• WORK TO BE COMPLETED: Entries follow. Set all of them down as they stand.

## START GIVEN INFORMATION

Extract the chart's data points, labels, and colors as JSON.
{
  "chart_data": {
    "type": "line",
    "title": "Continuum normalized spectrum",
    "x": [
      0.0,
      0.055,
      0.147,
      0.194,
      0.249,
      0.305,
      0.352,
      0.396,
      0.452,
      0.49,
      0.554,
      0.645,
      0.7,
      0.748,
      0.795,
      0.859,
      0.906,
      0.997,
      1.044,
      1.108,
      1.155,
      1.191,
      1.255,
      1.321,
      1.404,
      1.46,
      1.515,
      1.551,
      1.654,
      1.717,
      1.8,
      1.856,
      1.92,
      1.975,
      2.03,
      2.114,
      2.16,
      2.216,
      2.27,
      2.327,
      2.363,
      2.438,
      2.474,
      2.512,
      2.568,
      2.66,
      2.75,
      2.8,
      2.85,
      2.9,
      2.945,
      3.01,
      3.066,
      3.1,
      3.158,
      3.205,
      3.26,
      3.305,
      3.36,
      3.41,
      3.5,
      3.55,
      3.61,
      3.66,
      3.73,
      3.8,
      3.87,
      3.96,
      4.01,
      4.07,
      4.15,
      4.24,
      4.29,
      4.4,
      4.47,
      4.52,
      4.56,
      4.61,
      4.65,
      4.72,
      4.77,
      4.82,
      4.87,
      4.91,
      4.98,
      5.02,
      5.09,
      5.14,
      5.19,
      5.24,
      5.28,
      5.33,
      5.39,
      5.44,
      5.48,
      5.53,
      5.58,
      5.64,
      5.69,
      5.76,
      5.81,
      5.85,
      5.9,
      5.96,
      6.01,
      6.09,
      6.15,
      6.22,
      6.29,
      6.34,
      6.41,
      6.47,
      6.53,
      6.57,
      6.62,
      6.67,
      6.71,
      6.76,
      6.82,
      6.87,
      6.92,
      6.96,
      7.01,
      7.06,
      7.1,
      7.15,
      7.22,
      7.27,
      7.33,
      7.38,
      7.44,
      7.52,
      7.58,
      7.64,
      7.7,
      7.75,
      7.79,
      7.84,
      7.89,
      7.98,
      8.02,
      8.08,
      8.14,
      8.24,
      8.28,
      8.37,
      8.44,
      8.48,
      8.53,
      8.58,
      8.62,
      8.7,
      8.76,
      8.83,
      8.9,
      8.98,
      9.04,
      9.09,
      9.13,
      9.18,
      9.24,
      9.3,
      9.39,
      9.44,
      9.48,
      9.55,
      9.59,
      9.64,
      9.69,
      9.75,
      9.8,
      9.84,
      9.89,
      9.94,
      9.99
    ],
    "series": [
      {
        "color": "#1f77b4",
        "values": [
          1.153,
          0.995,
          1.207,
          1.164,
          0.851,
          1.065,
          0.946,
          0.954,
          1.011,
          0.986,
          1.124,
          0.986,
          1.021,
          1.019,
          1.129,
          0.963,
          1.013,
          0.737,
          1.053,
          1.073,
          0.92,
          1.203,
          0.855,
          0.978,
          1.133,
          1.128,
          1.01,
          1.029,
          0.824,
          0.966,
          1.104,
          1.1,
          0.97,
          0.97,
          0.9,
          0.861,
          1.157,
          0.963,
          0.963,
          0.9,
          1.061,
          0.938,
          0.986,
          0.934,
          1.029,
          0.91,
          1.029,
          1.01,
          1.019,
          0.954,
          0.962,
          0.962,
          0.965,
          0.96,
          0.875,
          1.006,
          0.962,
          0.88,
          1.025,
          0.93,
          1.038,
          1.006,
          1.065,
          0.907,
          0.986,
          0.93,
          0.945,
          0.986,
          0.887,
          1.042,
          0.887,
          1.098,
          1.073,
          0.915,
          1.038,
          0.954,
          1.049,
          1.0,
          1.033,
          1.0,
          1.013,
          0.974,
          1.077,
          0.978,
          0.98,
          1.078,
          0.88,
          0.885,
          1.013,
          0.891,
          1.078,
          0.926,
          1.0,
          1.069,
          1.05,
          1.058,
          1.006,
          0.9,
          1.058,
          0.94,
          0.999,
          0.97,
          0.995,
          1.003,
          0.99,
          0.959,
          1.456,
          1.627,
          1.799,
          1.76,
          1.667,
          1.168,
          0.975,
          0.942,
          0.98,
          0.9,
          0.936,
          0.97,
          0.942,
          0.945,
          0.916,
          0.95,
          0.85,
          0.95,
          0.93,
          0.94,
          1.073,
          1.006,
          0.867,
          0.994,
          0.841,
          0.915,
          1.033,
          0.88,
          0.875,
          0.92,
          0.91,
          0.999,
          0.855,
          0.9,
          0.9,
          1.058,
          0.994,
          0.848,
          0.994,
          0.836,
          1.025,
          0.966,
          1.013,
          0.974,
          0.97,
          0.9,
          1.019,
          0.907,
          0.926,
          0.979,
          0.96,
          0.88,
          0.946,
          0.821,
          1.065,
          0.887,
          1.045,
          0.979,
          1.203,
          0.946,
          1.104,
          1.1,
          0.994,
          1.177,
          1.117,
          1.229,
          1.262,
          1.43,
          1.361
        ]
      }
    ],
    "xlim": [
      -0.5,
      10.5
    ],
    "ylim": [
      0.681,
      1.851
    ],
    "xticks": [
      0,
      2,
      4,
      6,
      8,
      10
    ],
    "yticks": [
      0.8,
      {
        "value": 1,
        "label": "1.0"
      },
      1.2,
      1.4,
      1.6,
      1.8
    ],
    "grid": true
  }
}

## END GIVEN INFORMATION

• EXERCISE SOLUTION:
Extract the chart's data points, labels, and colors as JSON.
{
  "chart_data": {
    "type": "line",
    "title": "Continuum normalized spectrum",
    "x": [
      0.0,
      0.055,
      0.147,
      0.194,
      0.249,
      0.305,
      0.352,
      0.396,
      0.452,
      0.49,
      0.554,
      0.645,
      0.7,
      0.748,
      0.795,
      0.859,
      0.906,
      0.997,
      1.044,
      1.108,
      1.155,
      1.191,
      1.255,
      1.321,
      1.404,
      1.46,
      1.515,
      1.551,
      1.654,
      1.717,
      1.8,
      1.856,
      1.92,
      1.975,
      2.03,
      2.114,
      2.16,
      2.216,
      2.27,
      2.327,
      2.363,
      2.438,
      2.474,
      2.512,
      2.568,
      2.66,
      2.75,
      2.8,
      2.85,
      2.9,
      2.945,
      3.01,
      3.066,
      3.1,
      3.158,
      3.205,
      3.26,
      3.305,
      3.36,
      3.41,
      3.5,
      3.55,
      3.61,
      3.66,
      3.73,
      3.8,
      3.87,
      3.96,
      4.01,
      4.07,
      4.15,
      4.24,
      4.29,
      4.4,
      4.47,
      4.52,
      4.56,
      4.61,
      4.65,
      4.72,
      4.77,
      4.82,
      4.87,
      4.91,
      4.98,
      5.02,
      5.09,
      5.14,
      5.19,
      5.24,
      5.28,
      5.33,
      5.39,
      5.44,
      5.48,
      5.53,
      5.58,
      5.64,
      5.69,
      5.76,
      5.81,
      5.85,
      5.9,
      5.96,
      6.01,
      6.09,
      6.15,
      6.22,
      6.29,
      6.34,
      6.41,
      6.47,
      6.53,
      6.57,
      6.62,
      6.67,
      6.71,
      6.76,
      6.82,
      6.87,
      6.92,
      6.96,
      7.01,
      7.06,
      7.1,
      7.15,
      7.22,
      7.27,
      7.33,
      7.38,
      7.44,
      7.52,
      7.58,
      7.64,
      7.7,
      7.75,
      7.79,
      7.84,
      7.89,
      7.98,
      8.02,
      8.08,
      8.14,
      8.24,
      8.28,
      8.37,
      8.44,
      8.48,
      8.53,
      8.58,
      8.62,
      8.7,
      8.76,
      8.83,
      8.9,
      8.98,
      9.04,
      9.09,
      9.13,
      9.18,
      9.24,
      9.3,
      9.39,
      9.44,
      9.48,
      9.55,
      9.59,
      9.64,
      9.69,
      9.75,
      9.8,
      9.84,
      9.89,
      9.94,
      9.99
    ],
    "series": [
      {
        "color": "#1f77b4",
        "values": [
          1.153,
          0.995,
          1.207,
          1.164,
          0.851,
          1.065,
          0.946,
          0.954,
          1.011,
          0.986,
          1.124,
          0.986,
          1.021,
          1.019,
          1.129,
          0.963,
          1.013,
          0.737,
          1.053,
          1.073,
          0.92,
          1.203,
          0.855,
          0.978,
          1.133,
          1.128,
          1.01,
          1.029,
          0.824,
          0.966,
          1.104,
          1.1,
          0.97,
          0.97,
          0.9,
          0.861,
          1.157,
          0.963,
          0.963,
          0.9,
          1.061,
          0.938,
          0.986,
          0.934,
          1.029,
          0.91,
          1.029,
          1.01,
          1.019,
          0.954,
          0.962,
          0.962,
          0.965,
          0.96,
          0.875,
          1.006,
          0.962,
          0.88,
          1.025,
          0.93,
          1.038,
          1.006,
          1.065,
          0.907,
          0.986,
          0.93,
          0.945,
          0.986,
          0.887,
          1.042,
          0.887,
          1.098,
          1.073,
          0.915,
          1.038,
          0.954,
          1.049,
          1.0,
          1.033,
          1.0,
          1.013,
          0.974,
          1.077,
          0.978,
          0.98,
          1.078,
          0.88,
          0.885,
          1.013,
          0.891,
          1.078,
          0.926,
          1.0,
          1.069,
          1.05,
          1.058,
          1.006,
          0.9,
          1.058,
          0.94,
          0.999,
          0.97,
          0.995,
          1.003,
          0.99,
          0.959,
          1.456,
          1.627,
          1.799,
          1.76,
          1.667,
          1.168,
          0.975,
          0.942,
          0.98,
          0.9,
          0.936,
          0.97,
          0.942,
          0.945,
          0.916,
          0.95,
          0.85,
          0.95,
          0.93,
          0.94,
          1.073,
          1.006,
          0.867,
          0.994,
          0.841,
          0.915,
          1.033,
          0.88,
          0.875,
          0.92,
          0.91,
          0.999,
          0.855,
          0.9,
          0.9,
          1.058,
          0.994,
          0.848,
          0.994,
          0.836,
          1.025,
          0.966,
          1.013,
          0.974,
          0.97,
          0.9,
          1.019,
          0.907,
          0.926,
          0.979,
          0.96,
          0.88,
          0.946,
          0.821,
          1.065,
          0.887,
          1.045,
          0.979,
          1.203,
          0.946,
          1.104,
          1.1,
          0.994,
          1.177,
          1.117,
          1.229,
          1.262,
          1.43,
          1.361
        ]
      }
    ],
    "xlim": [
      -0.5,
      10.5
    ],
    "ylim": [
      0.681,
      1.851
    ],
    "xticks": [
      0,
      2,
      4,
      6,
      8,
      10
    ],
    "yticks": [
      0.8,
      {
        "value": 1,
        "label": "1.0"
      },
      1.2,
      1.4,
      1.6,
      1.8
    ],
    "grid": true
  }
}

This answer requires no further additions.